**DIRECTIVE**
Reproduce all of the material exactly as shown.

**LISTED RECORDS**

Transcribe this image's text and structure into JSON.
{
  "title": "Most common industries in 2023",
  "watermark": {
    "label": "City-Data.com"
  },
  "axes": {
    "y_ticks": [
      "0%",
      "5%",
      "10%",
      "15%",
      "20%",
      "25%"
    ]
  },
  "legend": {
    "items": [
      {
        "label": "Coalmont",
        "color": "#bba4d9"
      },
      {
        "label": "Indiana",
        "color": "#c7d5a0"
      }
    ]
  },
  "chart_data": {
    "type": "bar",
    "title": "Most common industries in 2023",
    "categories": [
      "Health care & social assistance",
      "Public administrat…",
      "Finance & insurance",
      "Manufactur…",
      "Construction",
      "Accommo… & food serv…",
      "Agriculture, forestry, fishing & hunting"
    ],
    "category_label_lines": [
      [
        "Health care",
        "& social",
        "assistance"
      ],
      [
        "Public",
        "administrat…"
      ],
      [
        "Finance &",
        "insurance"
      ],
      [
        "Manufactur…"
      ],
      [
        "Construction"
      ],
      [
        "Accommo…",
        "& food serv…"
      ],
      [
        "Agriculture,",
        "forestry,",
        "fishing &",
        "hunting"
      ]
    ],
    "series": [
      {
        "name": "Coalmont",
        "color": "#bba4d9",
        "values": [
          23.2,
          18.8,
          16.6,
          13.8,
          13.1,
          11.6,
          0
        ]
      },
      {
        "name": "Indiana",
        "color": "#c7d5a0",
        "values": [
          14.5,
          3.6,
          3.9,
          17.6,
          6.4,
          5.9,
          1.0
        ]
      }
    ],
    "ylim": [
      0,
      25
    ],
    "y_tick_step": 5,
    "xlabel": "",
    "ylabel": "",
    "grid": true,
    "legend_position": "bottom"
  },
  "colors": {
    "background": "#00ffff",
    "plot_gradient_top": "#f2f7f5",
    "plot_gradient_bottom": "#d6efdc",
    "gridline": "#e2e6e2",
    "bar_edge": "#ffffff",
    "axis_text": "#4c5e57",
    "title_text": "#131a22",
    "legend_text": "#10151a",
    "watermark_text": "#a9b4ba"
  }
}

**SOLUTION FOR THIS TASK**
Transcribe this image's text and structure into JSON.
{
  "title": "Most common industries in 2023",
  "watermark": {
    "label": "City-Data.com"
  },
  "axes": {
    "y_ticks": [
      "0%",
      "5%",
      "10%",
      "15%",
      "20%",
      "25%"
    ]
  },
  "legend": {
    "items": [
      {
        "label": "Coalmont",
        "color": "#bba4d9"
      },
      {
        "label": "Indiana",
        "color": "#c7d5a0"
      }
    ]
  },
  "chart_data": {
    "type": "bar",
    "title": "Most common industries in 2023",
    "categories": [
      "Health care & social assistance",
      "Public administrat…",
      "Finance & insurance",
      "Manufactur…",
      "Construction",
      "Accommo… & food serv…",
      "Agriculture, forestry, fishing & hunting"
    ],
    "category_label_lines": [
      [
        "Health care",
        "& social",
        "assistance"
      ],
      [
        "Public",
        "administrat…"
      ],
      [
        "Finance &",
        "insurance"
      ],
      [
        "Manufactur…"
      ],
      [
        "Construction"
      ],
      [
        "Accommo…",
        "& food serv…"
      ],
      [
        "Agriculture,",
        "forestry,",
        "fishing &",
        "hunting"
      ]
    ],
    "series": [
      {
        "name": "Coalmont",
        "color": "#bba4d9",
        "values": [
          23.2,
          18.8,
          16.6,
          13.8,
          13.1,
          11.6,
          0
        ]
      },
      {
        "name": "Indiana",
        "color": "#c7d5a0",
        "values": [
          14.5,
          3.6,
          3.9,
          17.6,
          6.4,
          5.9,
          1.0
        ]
      }
    ],
    "ylim": [
      0,
      25
    ],
    "y_tick_step": 5,
    "xlabel": "",
    "ylabel": "",
    "grid": true,
    "legend_position": "bottom"
  },
  "colors": {
    "background": "#00ffff",
    "plot_gradient_top": "#f2f7f5",
    "plot_gradient_bottom": "#d6efdc",
    "gridline": "#e2e6e2",
    "bar_edge": "#ffffff",
    "axis_text": "#4c5e57",
    "title_text": "#131a22",
    "legend_text": "#10151a",
    "watermark_text": "#a9b4ba"
  }
}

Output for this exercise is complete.